Records from a collection of figures:

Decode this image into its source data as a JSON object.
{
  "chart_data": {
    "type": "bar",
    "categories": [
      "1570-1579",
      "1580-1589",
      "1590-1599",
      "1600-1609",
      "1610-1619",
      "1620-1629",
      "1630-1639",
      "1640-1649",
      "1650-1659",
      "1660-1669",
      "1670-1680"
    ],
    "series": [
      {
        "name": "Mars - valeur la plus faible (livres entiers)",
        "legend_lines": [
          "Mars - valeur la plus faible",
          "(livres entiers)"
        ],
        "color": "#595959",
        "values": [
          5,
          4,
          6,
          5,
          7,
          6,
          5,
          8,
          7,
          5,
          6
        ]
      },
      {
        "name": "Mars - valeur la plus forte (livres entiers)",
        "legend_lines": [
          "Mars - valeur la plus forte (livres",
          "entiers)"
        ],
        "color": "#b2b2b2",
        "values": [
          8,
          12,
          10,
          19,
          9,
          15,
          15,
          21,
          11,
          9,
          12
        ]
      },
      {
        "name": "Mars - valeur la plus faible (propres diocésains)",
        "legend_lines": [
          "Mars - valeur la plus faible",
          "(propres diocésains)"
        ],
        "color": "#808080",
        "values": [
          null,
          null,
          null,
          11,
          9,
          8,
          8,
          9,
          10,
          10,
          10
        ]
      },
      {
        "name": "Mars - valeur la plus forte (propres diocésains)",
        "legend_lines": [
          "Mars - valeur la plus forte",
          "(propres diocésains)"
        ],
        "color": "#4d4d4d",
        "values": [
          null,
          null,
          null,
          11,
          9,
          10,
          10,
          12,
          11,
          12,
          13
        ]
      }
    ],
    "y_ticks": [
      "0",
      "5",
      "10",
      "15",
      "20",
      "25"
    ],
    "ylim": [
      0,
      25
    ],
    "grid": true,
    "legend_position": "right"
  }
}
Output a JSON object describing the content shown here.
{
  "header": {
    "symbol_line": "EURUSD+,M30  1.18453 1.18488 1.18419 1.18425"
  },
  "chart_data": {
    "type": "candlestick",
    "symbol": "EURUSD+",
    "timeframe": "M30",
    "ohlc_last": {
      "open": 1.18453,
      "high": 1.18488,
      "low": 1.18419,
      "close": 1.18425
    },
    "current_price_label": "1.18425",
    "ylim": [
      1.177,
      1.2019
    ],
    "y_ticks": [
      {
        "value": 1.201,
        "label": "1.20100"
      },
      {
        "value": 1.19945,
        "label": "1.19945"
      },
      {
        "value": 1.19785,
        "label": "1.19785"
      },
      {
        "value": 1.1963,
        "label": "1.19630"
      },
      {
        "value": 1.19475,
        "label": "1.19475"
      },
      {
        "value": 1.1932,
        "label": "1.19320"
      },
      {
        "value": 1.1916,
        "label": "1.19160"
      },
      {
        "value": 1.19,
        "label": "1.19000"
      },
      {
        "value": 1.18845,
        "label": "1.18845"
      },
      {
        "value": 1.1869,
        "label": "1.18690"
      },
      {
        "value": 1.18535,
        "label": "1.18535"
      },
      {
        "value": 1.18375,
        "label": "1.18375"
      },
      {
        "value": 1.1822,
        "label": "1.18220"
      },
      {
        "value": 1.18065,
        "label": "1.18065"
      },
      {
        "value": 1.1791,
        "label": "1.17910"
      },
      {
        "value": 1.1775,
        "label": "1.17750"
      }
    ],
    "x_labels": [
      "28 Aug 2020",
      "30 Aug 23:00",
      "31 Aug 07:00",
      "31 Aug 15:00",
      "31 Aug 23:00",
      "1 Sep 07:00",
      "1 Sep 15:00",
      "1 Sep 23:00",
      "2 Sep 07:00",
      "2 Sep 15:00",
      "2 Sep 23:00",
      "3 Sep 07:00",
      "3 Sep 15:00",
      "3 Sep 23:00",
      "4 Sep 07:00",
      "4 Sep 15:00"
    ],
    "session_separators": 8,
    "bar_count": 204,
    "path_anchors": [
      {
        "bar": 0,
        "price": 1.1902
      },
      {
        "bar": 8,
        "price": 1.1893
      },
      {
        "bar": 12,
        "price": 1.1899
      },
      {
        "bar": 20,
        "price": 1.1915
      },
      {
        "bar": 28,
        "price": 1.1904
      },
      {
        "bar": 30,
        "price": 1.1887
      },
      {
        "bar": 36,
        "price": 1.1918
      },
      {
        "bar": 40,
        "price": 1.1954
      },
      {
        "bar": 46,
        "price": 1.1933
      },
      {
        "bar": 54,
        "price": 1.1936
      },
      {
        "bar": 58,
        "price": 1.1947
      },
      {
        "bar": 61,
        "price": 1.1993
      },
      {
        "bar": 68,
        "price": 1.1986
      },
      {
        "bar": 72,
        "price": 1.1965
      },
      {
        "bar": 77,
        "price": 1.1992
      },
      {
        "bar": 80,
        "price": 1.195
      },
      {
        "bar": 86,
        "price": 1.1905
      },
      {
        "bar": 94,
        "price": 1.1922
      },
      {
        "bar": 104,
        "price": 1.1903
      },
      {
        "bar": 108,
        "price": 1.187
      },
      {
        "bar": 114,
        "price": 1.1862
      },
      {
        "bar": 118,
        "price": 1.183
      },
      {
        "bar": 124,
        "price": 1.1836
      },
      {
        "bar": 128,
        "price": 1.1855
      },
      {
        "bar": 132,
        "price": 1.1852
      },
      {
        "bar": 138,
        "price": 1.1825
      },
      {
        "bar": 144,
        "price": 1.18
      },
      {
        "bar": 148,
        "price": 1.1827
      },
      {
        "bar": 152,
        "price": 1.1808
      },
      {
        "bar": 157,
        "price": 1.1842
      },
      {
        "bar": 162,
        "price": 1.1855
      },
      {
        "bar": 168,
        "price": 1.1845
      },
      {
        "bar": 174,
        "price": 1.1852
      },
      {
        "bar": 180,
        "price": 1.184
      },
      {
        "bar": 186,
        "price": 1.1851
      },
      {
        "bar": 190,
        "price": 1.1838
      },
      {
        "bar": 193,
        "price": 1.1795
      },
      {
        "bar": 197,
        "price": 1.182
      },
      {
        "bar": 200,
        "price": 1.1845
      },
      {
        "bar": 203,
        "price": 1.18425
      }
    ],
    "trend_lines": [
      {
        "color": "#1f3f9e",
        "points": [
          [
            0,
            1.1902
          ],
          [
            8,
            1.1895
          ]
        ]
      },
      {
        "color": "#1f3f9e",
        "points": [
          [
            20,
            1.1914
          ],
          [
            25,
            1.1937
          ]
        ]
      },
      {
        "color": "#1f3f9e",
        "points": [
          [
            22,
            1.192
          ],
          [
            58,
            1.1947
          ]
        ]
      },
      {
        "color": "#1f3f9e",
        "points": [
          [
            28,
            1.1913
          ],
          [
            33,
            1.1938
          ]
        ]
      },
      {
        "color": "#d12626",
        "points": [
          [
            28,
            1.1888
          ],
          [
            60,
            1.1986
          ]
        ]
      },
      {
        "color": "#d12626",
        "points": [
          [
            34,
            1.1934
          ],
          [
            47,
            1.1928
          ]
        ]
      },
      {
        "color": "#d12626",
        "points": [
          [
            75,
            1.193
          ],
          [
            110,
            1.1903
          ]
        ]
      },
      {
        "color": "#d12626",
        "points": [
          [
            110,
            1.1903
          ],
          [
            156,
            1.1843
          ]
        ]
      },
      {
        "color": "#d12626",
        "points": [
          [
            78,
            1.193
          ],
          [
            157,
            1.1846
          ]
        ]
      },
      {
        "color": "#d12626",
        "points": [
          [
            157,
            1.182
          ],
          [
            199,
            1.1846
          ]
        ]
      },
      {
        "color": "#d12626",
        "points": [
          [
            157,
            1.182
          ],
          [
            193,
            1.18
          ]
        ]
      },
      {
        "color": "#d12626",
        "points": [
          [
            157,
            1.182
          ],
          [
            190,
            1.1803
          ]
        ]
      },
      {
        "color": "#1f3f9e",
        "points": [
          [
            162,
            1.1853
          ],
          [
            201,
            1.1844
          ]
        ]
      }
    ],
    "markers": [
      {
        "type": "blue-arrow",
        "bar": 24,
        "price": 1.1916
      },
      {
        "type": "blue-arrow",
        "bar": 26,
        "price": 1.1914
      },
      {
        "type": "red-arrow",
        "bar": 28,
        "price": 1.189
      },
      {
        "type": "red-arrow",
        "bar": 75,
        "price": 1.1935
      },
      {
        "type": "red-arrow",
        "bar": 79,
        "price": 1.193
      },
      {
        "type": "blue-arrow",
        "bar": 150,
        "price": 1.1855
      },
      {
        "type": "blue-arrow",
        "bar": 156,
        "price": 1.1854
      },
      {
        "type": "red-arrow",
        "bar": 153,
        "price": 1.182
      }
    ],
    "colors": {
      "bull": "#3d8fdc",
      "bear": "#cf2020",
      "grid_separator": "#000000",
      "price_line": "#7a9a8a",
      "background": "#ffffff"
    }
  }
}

*Problem details:* Out of the material above, select every line that holds the string "entiers".

*Answer to the task:*
        "name": "Mars - valeur la plus faible (livres entiers)",
          "(livres entiers)"
        "name": "Mars - valeur la plus forte (livres entiers)",
          "entiers)"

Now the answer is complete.